(YOUR TASK) Check each line of the data below for the word "Matrix", then extract the ones that have it.

━━━━━━━━━━━━━━━━

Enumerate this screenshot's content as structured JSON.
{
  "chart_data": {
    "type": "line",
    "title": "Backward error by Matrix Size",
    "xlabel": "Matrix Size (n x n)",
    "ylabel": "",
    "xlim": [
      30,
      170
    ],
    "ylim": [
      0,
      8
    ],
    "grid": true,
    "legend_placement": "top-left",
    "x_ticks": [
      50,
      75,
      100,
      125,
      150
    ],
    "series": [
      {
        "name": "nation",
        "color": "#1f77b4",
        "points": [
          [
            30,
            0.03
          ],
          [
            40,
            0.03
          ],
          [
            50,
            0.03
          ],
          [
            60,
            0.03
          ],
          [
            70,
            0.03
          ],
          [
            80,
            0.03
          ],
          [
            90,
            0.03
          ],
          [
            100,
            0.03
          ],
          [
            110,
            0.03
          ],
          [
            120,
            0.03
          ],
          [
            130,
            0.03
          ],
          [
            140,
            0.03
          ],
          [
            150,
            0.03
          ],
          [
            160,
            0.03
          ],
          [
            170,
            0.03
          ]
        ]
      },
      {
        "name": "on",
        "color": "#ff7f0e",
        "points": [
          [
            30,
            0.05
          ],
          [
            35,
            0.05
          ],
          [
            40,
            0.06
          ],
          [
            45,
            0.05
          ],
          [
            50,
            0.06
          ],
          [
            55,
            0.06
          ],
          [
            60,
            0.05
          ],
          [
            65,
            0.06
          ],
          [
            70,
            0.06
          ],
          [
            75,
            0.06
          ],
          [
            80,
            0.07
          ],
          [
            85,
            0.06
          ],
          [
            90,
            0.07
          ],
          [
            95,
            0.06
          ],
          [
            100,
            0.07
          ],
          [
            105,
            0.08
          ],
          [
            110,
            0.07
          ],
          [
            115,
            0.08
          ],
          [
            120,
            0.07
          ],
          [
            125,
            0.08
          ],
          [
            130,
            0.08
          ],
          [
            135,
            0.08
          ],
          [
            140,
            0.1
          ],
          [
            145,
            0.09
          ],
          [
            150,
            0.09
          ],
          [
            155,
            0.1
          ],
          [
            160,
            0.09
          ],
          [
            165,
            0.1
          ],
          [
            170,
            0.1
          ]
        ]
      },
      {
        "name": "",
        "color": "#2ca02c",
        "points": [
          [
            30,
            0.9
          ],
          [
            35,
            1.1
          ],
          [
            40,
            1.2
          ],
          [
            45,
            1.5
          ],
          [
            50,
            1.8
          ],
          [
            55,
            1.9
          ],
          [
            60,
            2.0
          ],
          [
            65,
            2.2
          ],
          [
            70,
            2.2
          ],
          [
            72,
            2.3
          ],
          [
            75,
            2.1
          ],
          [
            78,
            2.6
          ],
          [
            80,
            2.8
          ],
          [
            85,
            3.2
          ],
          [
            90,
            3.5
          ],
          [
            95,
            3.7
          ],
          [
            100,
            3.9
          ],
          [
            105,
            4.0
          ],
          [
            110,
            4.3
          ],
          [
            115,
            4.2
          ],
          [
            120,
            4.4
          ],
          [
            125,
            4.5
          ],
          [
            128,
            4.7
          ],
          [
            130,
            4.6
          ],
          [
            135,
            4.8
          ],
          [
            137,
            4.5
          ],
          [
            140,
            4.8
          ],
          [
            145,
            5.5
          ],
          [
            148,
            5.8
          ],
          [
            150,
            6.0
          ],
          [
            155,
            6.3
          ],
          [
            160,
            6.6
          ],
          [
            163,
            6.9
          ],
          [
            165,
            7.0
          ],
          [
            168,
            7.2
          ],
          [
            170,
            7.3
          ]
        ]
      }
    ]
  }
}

━━━━━━━━━━━━━━━━

(RESULT OF THE EXERCISE)
    "title": "Backward error by Matrix Size",
    "xlabel": "Matrix Size (n x n)",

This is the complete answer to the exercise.